Stored items:
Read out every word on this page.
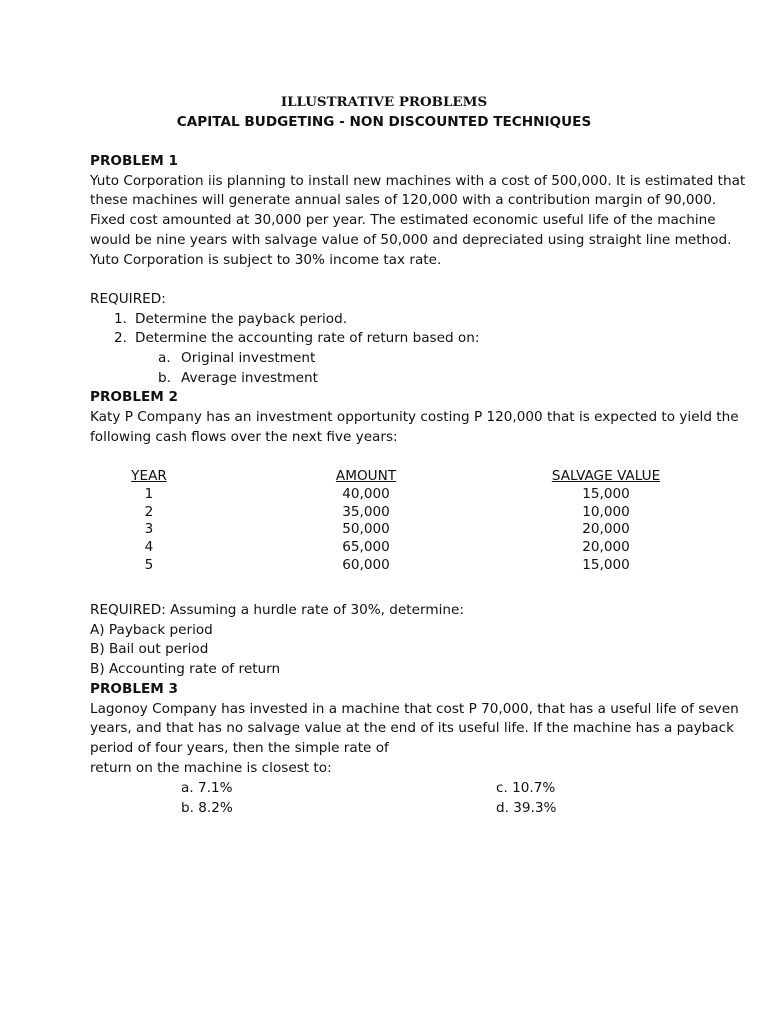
ILLUSTRATIVE PROBLEMS
CAPITAL BUDGETING - NON DISCOUNTED TECHNIQUES
PROBLEM 1
Yuto Corporation iis planning to install new machines with a cost of 500,000. It is estimated that
these machines will generate annual sales of 120,000 with a contribution margin of 90,000.
Fixed cost amounted at 30,000 per year. The estimated economic useful life of the machine
would be nine years with salvage value of 50,000 and depreciated using straight line method.
Yuto Corporation is subject to 30% income tax rate.

REQUIRED:
1. Determine the payback period.
2. Determine the accounting rate of return based on:
a. Original investment
b. Average investment
PROBLEM 2
Katy P Company has an investment opportunity costing P 120,000 that is expected to yield the
following cash flows over the next five years:
YEAR	AMOUNT	SALVAGE VALUE
1	40,000	15,000
2	35,000	10,000
3	50,000	20,000
4	65,000	20,000
5	60,000	15,000
REQUIRED: Assuming a hurdle rate of 30%, determine:
A) Payback period
B) Bail out period
B) Accounting rate of return
PROBLEM 3
Lagonoy Company has invested in a machine that cost P 70,000, that has a useful life of seven
years, and that has no salvage value at the end of its useful life. If the machine has a payback
period of four years, then the simple rate of
return on the machine is closest to:
a. 7.1%	c. 10.7%
b. 8.2%	d. 39.3%
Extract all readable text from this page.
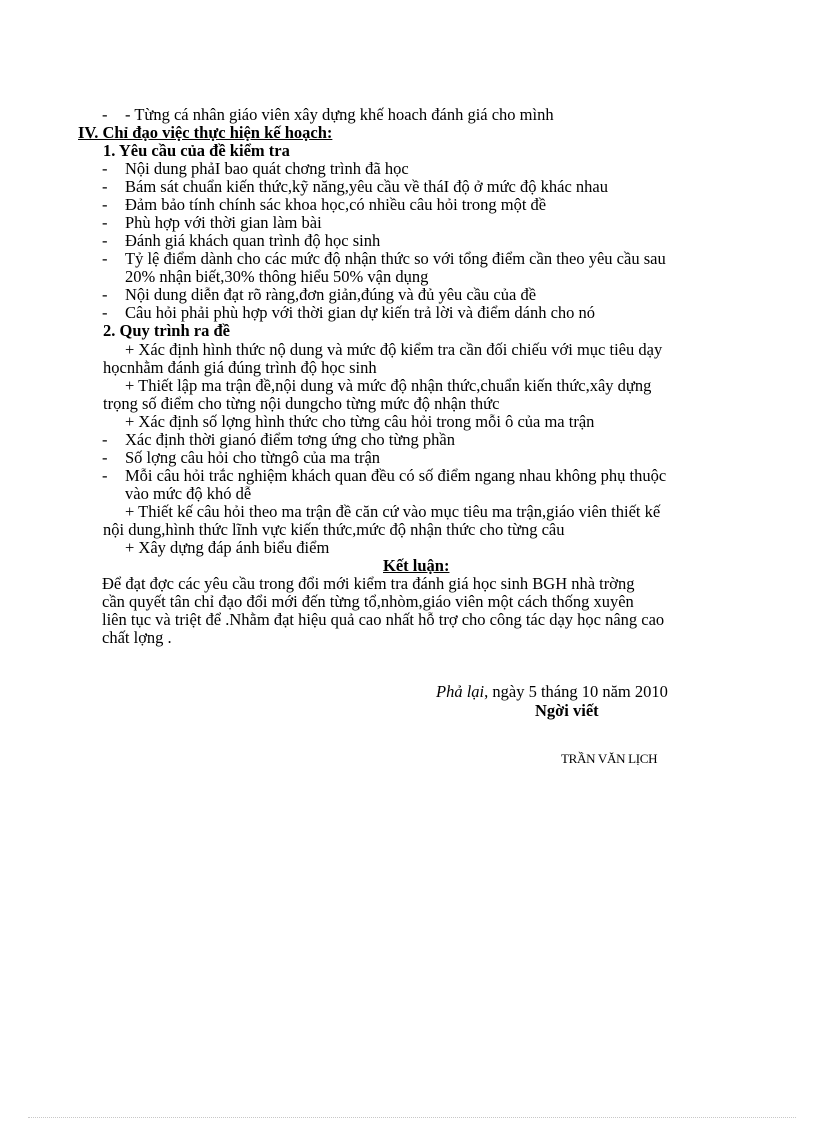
- - Từng cá nhân giáo viên xây dựng khế hoach đánh giá cho mình
IV. Chỉ đạo việc thực hiện kế hoạch:
1. Yêu cầu của đề kiểm tra
- Nội dung phảI bao quát chơng trình đã học
- Bám sát chuẩn kiến thức,kỹ năng,yêu cầu về tháI độ ở mức độ khác nhau
- Đảm bảo tính chính sác khoa học,có nhiều câu hỏi trong một đề
- Phù hợp với thời gian làm bài
- Đánh giá khách quan trình độ học sinh
- Tỷ lệ điểm dành cho các mức độ nhận thức so với tổng điểm cần theo yêu cầu sau
20% nhận biết,30% thông hiểu 50% vận dụng
- Nội dung diễn đạt rõ ràng,đơn giản,đúng và đủ yêu cầu của đề
- Câu hỏi phải phù hợp với thời gian dự kiến trả lời và điểm dánh cho nó
2. Quy trình ra đề
+ Xác định hình thức nộ dung và mức độ kiểm tra cần đối chiếu với mục tiêu dạy
họcnhằm đánh giá đúng trình độ học sinh
+ Thiết lập ma trận đề,nội dung và mức độ nhận thức,chuẩn kiến thức,xây dựng
trọng số điểm cho từng nội dungcho từng mức độ nhận thức
+ Xác định số lợng hình thức cho từng câu hỏi trong mỗi ô của ma trận
- Xác định thời gianó điểm tơng ứng cho từng phần
- Số lợng câu hỏi cho từngô của ma trận
- Mỗi câu hỏi trắc nghiệm khách quan đều có số điểm ngang nhau không phụ thuộc
vào mức độ khó dễ
+ Thiết kế câu hỏi theo ma trận đề căn cứ vào mục tiêu ma trận,giáo viên thiết kế
nội dung,hình thức lĩnh vực kiến thức,mức độ nhận thức cho từng câu
+ Xây dựng đáp ánh biểu điểm
Kết luận:
Để đạt đợc các yêu cầu trong đổi mới kiểm tra đánh giá học sinh BGH nhà trờng
cần quyết tân chỉ đạo đổi mới đến từng tổ,nhòm,giáo viên một cách thống xuyên
liên tục và triệt để .Nhằm đạt hiệu quả cao nhất hỗ trợ cho công tác dạy học nâng cao
chất lợng .
Phả lại, ngày 5 tháng 10 năm 2010
Ngời viết
TRẦN VĂN LỊCH
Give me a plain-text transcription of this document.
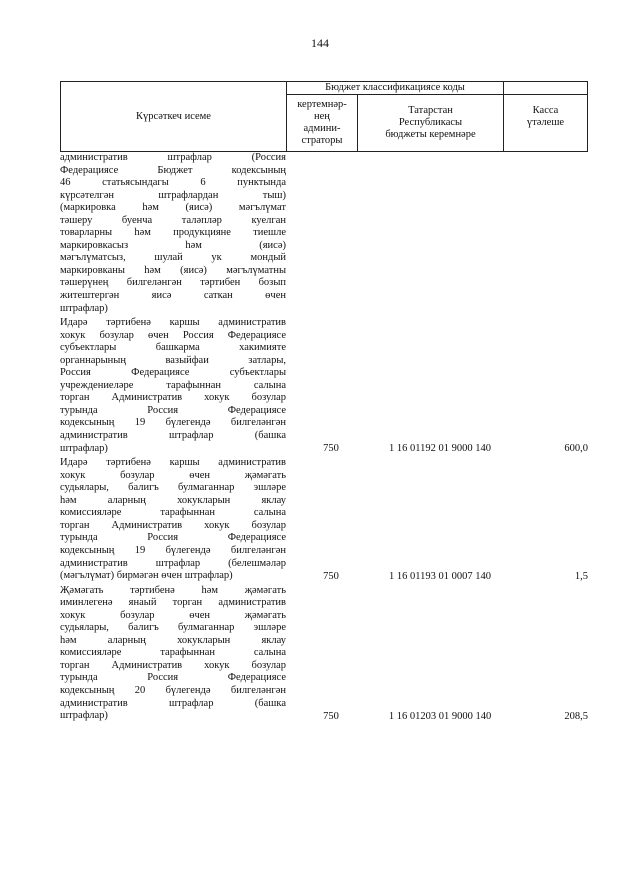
144
Күрсәткеч исеме
Бюджет классификациясе коды
кертемнәр-
нең
админи-
страторы
Татарстан
Республикасы
бюджеты керемнәре
Касса
үтәлеше
административ штрафлар (Россия
Федерациясе Бюджет кодексының
46 статьясындагы 6 пунктында
күрсәтелгән штрафлардан тыш)
(маркировка һәм (яисә) мәгълүмат
тәшеру буенча таләпләр куелган
товарларны һәм продукцияне тиешле
маркировкасыз һәм (яисә)
мәгълүматсыз, шулай ук мондый
маркировканы һәм (яисә) мәгълүматны
тәшерүнең билгеләнгән тәртибен бозып
житештергән яисә саткан өчен
штрафлар)
Идарә тәртибенә каршы административ
хокук бозулар өчен Россия Федерациясе
субъектлары башкарма хакимияте
органнарының вазыйфаи затлары,
Россия Федерациясе субъектлары
учреждениеләре тарафыннан салына
торган Административ хокук бозулар
турында Россия Федерациясе
кодексының 19 бүлегендә билгеләнгән
административ штрафлар (башка
штрафлар)	750	1 16 01192 01 9000 140	600,0
Идарә тәртибенә каршы административ
хокук бозулар өчен җәмәгать
судьялары, балигъ булмаганнар эшләре
һәм аларның хокукларын яклау
комиссияләре тарафыннан салына
торган Административ хокук бозулар
турында Россия Федерациясе
кодексының 19 бүлегендә билгеләнгән
административ штрафлар (белешмәләр
(мәгълүмат) бирмәгән өчен штрафлар)	750	1 16 01193 01 0007 140	1,5
Җәмәгать тәртибенә һәм җәмәгать
иминлегенә янаый торган административ
хокук бозулар өчен җәмәгать
судьялары, балигъ булмаганнар эшләре
һәм аларның хокукларын яклау
комиссияләре тарафыннан салына
торган Административ хокук бозулар
турында Россия Федерациясе
кодексының 20 бүлегендә билгеләнгән
административ штрафлар (башка
штрафлар)	750	1 16 01203 01 9000 140	208,5
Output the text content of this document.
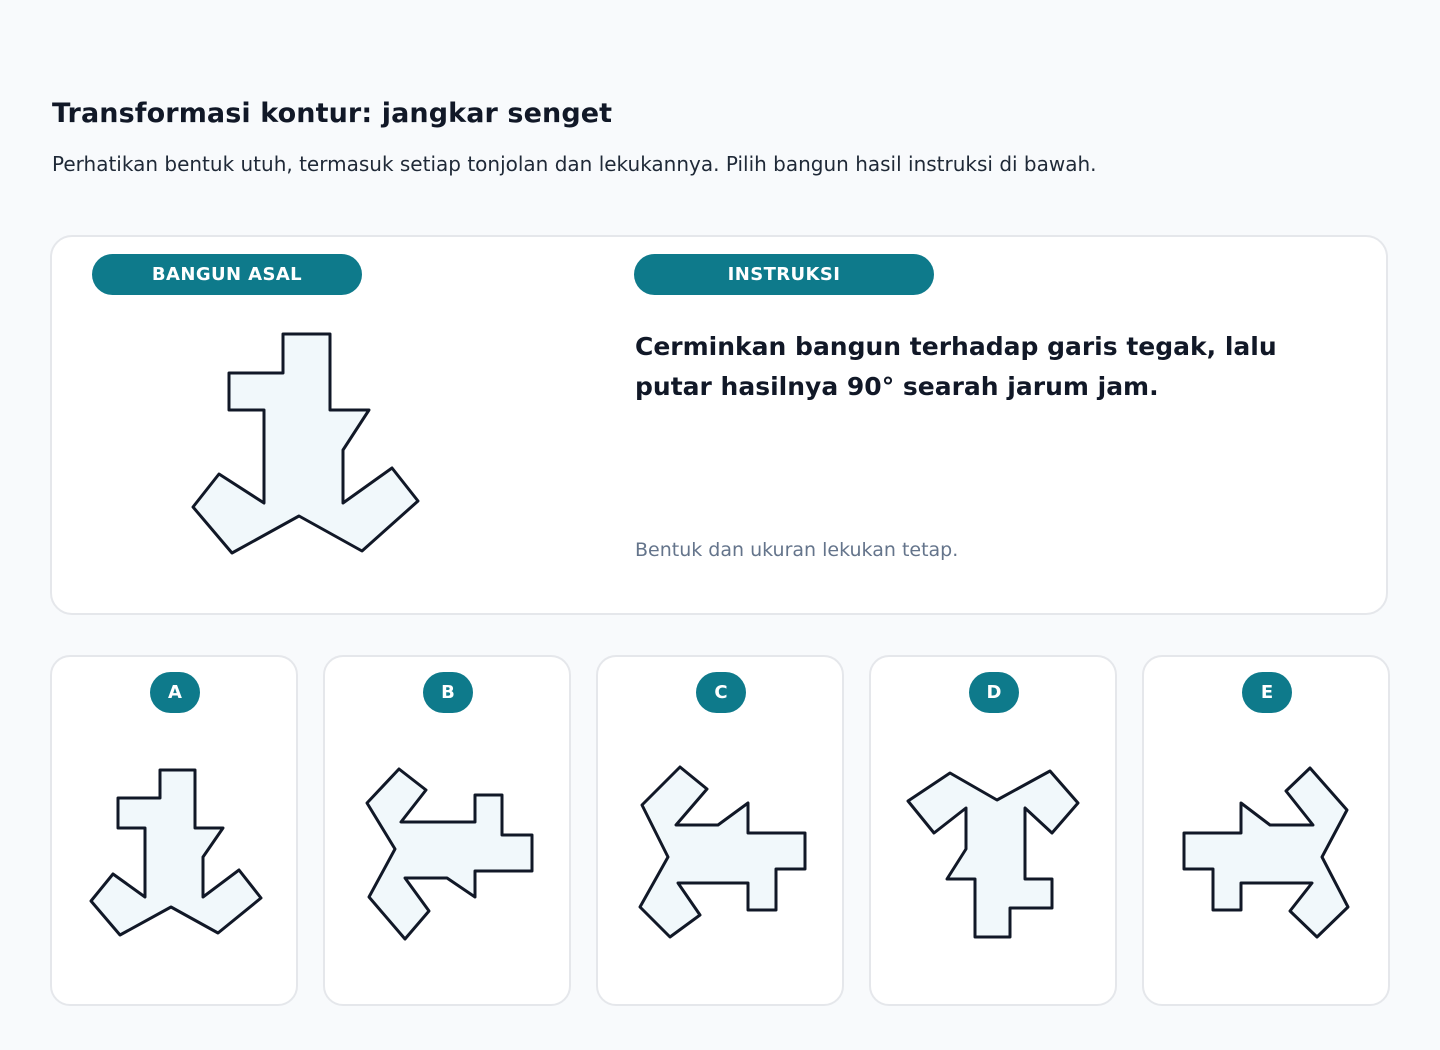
Transformasi kontur: jangkar senget

Perhatikan bentuk utuh, termasuk setiap tonjolan dan lekukannya. Pilih bangun hasil instruksi di bawah.

BANGUN ASAL	INSTRUKSI
Cerminkan bangun terhadap garis tegak, lalu putar hasilnya 90° searah jarum jam.
Bentuk dan ukuran lekukan tetap.
A	B	C	D	E
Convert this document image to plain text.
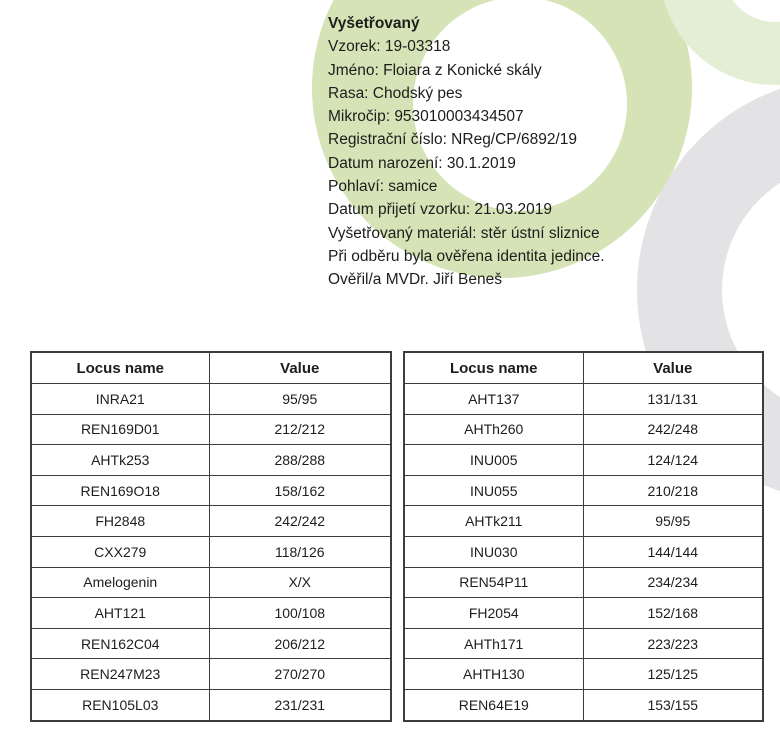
Vyšetřovaný
Vzorek: 19-03318
Jméno: Floiara z Konické skály
Rasa: Chodský pes
Mikročip: 953010003434507
Registrační číslo: NReg/CP/6892/19
Datum narození: 30.1.2019
Pohlaví: samice
Datum přijetí vzorku: 21.03.2019
Vyšetřovaný materiál: stěr ústní sliznice
Při odběru byla ověřena identita jedince.
Ověřil/a MVDr. Jiří Beneš
Locus name	Value
INRA21	95/95
REN169D01	212/212
AHTk253	288/288
REN169O18	158/162
FH2848	242/242
CXX279	118/126
Amelogenin	X/X
AHT121	100/108
REN162C04	206/212
REN247M23	270/270
REN105L03	231/231
Locus name	Value
AHT137	131/131
AHTh260	242/248
INU005	124/124
INU055	210/218
AHTk211	95/95
INU030	144/144
REN54P11	234/234
FH2054	152/168
AHTh171	223/223
AHTH130	125/125
REN64E19	153/155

### Instructions for the task
Pictures excluded, quote all the data above exactly.

### Exercise answer
Read out every word on this page.
ILLUSTRATIVE PROBLEMS
CAPITAL BUDGETING - NON DISCOUNTED TECHNIQUES
PROBLEM 1
Yuto Corporation iis planning to install new machines with a cost of 500,000. It is estimated that
these machines will generate annual sales of 120,000 with a contribution margin of 90,000.
Fixed cost amounted at 30,000 per year. The estimated economic useful life of the machine
would be nine years with salvage value of 50,000 and depreciated using straight line method.
Yuto Corporation is subject to 30% income tax rate.

REQUIRED:
1. Determine the payback period.
2. Determine the accounting rate of return based on:
a. Original investment
b. Average investment
PROBLEM 2
Katy P Company has an investment opportunity costing P 120,000 that is expected to yield the
following cash flows over the next five years:
YEAR	AMOUNT	SALVAGE VALUE
1	40,000	15,000
2	35,000	10,000
3	50,000	20,000
4	65,000	20,000
5	60,000	15,000
REQUIRED: Assuming a hurdle rate of 30%, determine:
A) Payback period
B) Bail out period
B) Accounting rate of return
PROBLEM 3
Lagonoy Company has invested in a machine that cost P 70,000, that has a useful life of seven
years, and that has no salvage value at the end of its useful life. If the machine has a payback
period of four years, then the simple rate of
return on the machine is closest to:
a. 7.1%	c. 10.7%
b. 8.2%	d. 39.3%
Extract all readable text from this page.
- - Từng cá nhân giáo viên xây dựng khế hoach đánh giá cho mình
IV. Chỉ đạo việc thực hiện kế hoạch:
1. Yêu cầu của đề kiểm tra
- Nội dung phảI bao quát chơng trình đã học
- Bám sát chuẩn kiến thức,kỹ năng,yêu cầu về tháI độ ở mức độ khác nhau
- Đảm bảo tính chính sác khoa học,có nhiều câu hỏi trong một đề
- Phù hợp với thời gian làm bài
- Đánh giá khách quan trình độ học sinh
- Tỷ lệ điểm dành cho các mức độ nhận thức so với tổng điểm cần theo yêu cầu sau
20% nhận biết,30% thông hiểu 50% vận dụng
- Nội dung diễn đạt rõ ràng,đơn giản,đúng và đủ yêu cầu của đề
- Câu hỏi phải phù hợp với thời gian dự kiến trả lời và điểm dánh cho nó
2. Quy trình ra đề
+ Xác định hình thức nộ dung và mức độ kiểm tra cần đối chiếu với mục tiêu dạy
họcnhằm đánh giá đúng trình độ học sinh
+ Thiết lập ma trận đề,nội dung và mức độ nhận thức,chuẩn kiến thức,xây dựng
trọng số điểm cho từng nội dungcho từng mức độ nhận thức
+ Xác định số lợng hình thức cho từng câu hỏi trong mỗi ô của ma trận
- Xác định thời gianó điểm tơng ứng cho từng phần
- Số lợng câu hỏi cho từngô của ma trận
- Mỗi câu hỏi trắc nghiệm khách quan đều có số điểm ngang nhau không phụ thuộc
vào mức độ khó dễ
+ Thiết kế câu hỏi theo ma trận đề căn cứ vào mục tiêu ma trận,giáo viên thiết kế
nội dung,hình thức lĩnh vực kiến thức,mức độ nhận thức cho từng câu
+ Xây dựng đáp ánh biểu điểm
Kết luận:
Để đạt đợc các yêu cầu trong đổi mới kiểm tra đánh giá học sinh BGH nhà trờng
cần quyết tân chỉ đạo đổi mới đến từng tổ,nhòm,giáo viên một cách thống xuyên
liên tục và triệt để .Nhằm đạt hiệu quả cao nhất hỗ trợ cho công tác dạy học nâng cao
chất lợng .
Phả lại, ngày 5 tháng 10 năm 2010
Ngời viết
TRẦN VĂN LỊCH
Give me a plain-text transcription of this document.
144
Күрсәткеч исеме
Бюджет классификациясе коды
кертемнәр-
нең
админи-
страторы
Татарстан
Республикасы
бюджеты керемнәре
Касса
үтәлеше
административ штрафлар (Россия
Федерациясе Бюджет кодексының
46 статьясындагы 6 пунктында
күрсәтелгән штрафлардан тыш)
(маркировка һәм (яисә) мәгълүмат
тәшеру буенча таләпләр куелган
товарларны һәм продукцияне тиешле
маркировкасыз һәм (яисә)
мәгълүматсыз, шулай ук мондый
маркировканы һәм (яисә) мәгълүматны
тәшерүнең билгеләнгән тәртибен бозып
житештергән яисә саткан өчен
штрафлар)
Идарә тәртибенә каршы административ
хокук бозулар өчен Россия Федерациясе
субъектлары башкарма хакимияте
органнарының вазыйфаи затлары,
Россия Федерациясе субъектлары
учреждениеләре тарафыннан салына
торган Административ хокук бозулар
турында Россия Федерациясе
кодексының 19 бүлегендә билгеләнгән
административ штрафлар (башка
штрафлар)	750	1 16 01192 01 9000 140	600,0
Идарә тәртибенә каршы административ
хокук бозулар өчен җәмәгать
судьялары, балигъ булмаганнар эшләре
һәм аларның хокукларын яклау
комиссияләре тарафыннан салына
торган Административ хокук бозулар
турында Россия Федерациясе
кодексының 19 бүлегендә билгеләнгән
административ штрафлар (белешмәләр
(мәгълүмат) бирмәгән өчен штрафлар)	750	1 16 01193 01 0007 140	1,5
Җәмәгать тәртибенә һәм җәмәгать
иминлегенә янаый торган административ
хокук бозулар өчен җәмәгать
судьялары, балигъ булмаганнар эшләре
һәм аларның хокукларын яклау
комиссияләре тарафыннан салына
торган Административ хокук бозулар
турында Россия Федерациясе
кодексының 20 бүлегендә билгеләнгән
административ штрафлар (башка
штрафлар)	750	1 16 01203 01 9000 140	208,5
Output the text content of this document.
Transformasi kontur: jangkar senget

Perhatikan bentuk utuh, termasuk setiap tonjolan dan lekukannya. Pilih bangun hasil instruksi di bawah.

BANGUN ASAL	INSTRUKSI
Cerminkan bangun terhadap garis tegak, lalu putar hasilnya 90° searah jarum jam.
Bentuk dan ukuran lekukan tetap.
A	B	C	D	E
Convert this document image to plain text.
Vyšetřovaný
Vzorek: 19-03318
Jméno: Floiara z Konické skály
Rasa: Chodský pes
Mikročip: 953010003434507
Registrační číslo: NReg/CP/6892/19
Datum narození: 30.1.2019
Pohlaví: samice
Datum přijetí vzorku: 21.03.2019
Vyšetřovaný materiál: stěr ústní sliznice
Při odběru byla ověřena identita jedince.
Ověřil/a MVDr. Jiří Beneš
Locus name	Value
INRA21	95/95
REN169D01	212/212
AHTk253	288/288
REN169O18	158/162
FH2848	242/242
CXX279	118/126
Amelogenin	X/X
AHT121	100/108
REN162C04	206/212
REN247M23	270/270
REN105L03	231/231
Locus name	Value
AHT137	131/131
AHTh260	242/248
INU005	124/124
INU055	210/218
AHTk211	95/95
INU030	144/144
REN54P11	234/234
FH2054	152/168
AHTh171	223/223
AHTH130	125/125
REN64E19	153/155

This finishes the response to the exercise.